El Pentágono paga a hackers para que prueben sus sistemas internos en busca de puntos vulnerables, y los encuentran más rápido que lo esperado.

En un proyecto piloto del último mes, el Servicio Digital de Defensa (DDS por la sigla en inglés) del Pentágono permitió a unos 80 investigadores en seguridad acceder a un simulacro de “mecanismo de transferencia de archivos” del cual el departamento depende para enviar correos electrónicos delicados, documentos e imágenes entre redes, incluidas las confidenciales.

La importancia del emprendimiento hizo que se informara al personal del nuevo secretario de Defensa, James Mattis, sobre el programa en su primer día en funciones.

Lisa Wiswell, cuyo título en el DDS es el de “hacker de burocracia”, dijo a los ciberanalistas del Pentágono que estuvieran atentos una vez iniciado el programa el 11 de enero, pero agregó que lo más probable sería que nada pasara durante una semana.

En cuestión de horas, sin embargo, llegó el primer informe de un hacker que destacaba un riesgo.

“Fue sorprendente”, dijo Wiswell en una entrevista en su oficina del Pentágono. “Me pregunté qué más podría pasar si lo que teníamos era vulnerable con tal rapidez”.

En momentos en que crecen los temores respecto de las vulnerabilidades en el gobierno estadounidense, la firma cibernética Synakc recibió en septiembre un contrato de 4 millones de dólares para instrumentar un programa de detección de virus en el Pentágono.

La compañía, que tiene sede en Redwood City, California, reclutó a investigadores en seguridad de los Estados Unidos, Canadá, Australia y el Reino Unido, según Mark Kuhr, el máximo responsable de tecnología de la agencia y exanalista de la Agencia de Seguridad Nacional, NSA por las sigla en inglés. El ejercicio se realizó hasta el 7 de febrero y se estima que le seguirán otros.

++++

▸ **Partes del ejercicio**
- A) Resume el párrafo del texto dado que empieza con «En un proyecto piloto del último mes» y conserva sus datos principales.
- B) Por favor, enumera todos los países de los que, según el texto dado, se reclutaron investigadores en seguridad.

▸ **Registros de datos**
++++

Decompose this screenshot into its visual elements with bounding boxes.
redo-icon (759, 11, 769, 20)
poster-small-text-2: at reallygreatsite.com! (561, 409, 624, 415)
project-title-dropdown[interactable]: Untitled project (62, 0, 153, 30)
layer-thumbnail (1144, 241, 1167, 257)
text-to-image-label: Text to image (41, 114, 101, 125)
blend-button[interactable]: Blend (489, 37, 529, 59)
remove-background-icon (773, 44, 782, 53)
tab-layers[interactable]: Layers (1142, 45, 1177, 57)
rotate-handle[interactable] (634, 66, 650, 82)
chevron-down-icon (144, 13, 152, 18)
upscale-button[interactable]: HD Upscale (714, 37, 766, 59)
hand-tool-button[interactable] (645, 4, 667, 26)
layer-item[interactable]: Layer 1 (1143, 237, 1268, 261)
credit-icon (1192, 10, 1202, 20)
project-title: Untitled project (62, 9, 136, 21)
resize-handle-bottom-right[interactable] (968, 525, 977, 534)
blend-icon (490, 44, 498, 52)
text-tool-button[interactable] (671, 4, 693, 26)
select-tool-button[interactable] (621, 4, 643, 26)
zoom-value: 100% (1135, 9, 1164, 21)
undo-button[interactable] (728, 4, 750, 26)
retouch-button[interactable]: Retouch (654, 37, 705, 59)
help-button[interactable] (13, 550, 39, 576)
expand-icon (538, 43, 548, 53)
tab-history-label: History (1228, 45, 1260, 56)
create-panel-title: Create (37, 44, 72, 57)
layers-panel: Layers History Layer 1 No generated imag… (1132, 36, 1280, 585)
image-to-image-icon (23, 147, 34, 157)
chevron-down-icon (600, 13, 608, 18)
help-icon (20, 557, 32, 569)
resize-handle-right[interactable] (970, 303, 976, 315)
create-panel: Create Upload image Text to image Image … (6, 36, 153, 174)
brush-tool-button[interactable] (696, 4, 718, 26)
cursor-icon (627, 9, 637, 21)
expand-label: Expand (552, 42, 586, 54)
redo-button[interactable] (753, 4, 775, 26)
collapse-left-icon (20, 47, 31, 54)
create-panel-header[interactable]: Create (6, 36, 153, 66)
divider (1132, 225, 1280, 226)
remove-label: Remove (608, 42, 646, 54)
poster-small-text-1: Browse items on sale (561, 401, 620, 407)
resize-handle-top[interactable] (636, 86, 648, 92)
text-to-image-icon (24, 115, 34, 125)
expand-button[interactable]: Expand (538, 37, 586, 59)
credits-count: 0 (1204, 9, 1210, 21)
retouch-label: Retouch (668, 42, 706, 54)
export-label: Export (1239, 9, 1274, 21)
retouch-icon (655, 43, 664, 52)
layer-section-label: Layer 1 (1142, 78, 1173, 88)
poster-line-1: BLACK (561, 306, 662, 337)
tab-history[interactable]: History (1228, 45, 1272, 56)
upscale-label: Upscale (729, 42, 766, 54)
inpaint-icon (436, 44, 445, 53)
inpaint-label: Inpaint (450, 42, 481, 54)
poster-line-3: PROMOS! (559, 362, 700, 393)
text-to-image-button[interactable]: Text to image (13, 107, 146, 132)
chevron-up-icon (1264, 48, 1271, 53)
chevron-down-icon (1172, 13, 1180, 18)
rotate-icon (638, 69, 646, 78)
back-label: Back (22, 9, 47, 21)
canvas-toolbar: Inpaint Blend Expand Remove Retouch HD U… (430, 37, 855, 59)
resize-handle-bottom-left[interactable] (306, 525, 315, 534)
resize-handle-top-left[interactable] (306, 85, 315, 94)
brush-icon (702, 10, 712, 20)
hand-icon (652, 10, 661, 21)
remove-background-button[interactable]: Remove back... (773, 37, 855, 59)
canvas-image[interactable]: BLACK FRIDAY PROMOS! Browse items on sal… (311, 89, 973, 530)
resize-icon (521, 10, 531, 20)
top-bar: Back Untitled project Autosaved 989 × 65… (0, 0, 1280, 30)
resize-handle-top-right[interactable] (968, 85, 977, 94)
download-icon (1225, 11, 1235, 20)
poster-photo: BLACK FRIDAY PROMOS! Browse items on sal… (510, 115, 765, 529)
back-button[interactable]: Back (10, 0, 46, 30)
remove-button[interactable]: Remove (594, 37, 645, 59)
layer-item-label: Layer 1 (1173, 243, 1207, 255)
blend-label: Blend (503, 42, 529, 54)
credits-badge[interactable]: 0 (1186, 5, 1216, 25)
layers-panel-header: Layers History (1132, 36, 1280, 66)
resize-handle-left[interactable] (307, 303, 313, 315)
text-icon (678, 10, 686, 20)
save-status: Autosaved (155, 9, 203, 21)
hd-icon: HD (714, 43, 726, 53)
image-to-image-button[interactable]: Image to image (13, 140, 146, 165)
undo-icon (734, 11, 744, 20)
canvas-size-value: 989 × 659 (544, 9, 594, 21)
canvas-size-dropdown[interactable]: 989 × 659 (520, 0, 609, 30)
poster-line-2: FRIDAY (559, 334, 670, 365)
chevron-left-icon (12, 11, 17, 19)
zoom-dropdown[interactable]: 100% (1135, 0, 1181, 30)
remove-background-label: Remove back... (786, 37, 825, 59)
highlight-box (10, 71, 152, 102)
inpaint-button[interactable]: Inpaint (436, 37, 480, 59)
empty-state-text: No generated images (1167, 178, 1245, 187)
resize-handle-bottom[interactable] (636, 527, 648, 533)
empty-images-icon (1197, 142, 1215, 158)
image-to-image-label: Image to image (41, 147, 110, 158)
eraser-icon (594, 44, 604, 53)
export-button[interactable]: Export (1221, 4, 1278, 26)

++++

▸ **Soluciones**
- A) En un piloto del último mes, el Servicio Digital de Defensa (DDS) del Pentágono dejó que unos 80 investigadores en seguridad accedieran a un simulacro del «mecanismo de transferencia de archivos». El departamento usa ese mecanismo para enviar correos, documentos e imágenes delicados entre redes, incluidas las confidenciales.

- B)
- Estados Unidos
- Canadá
- Australia
- Reino Unido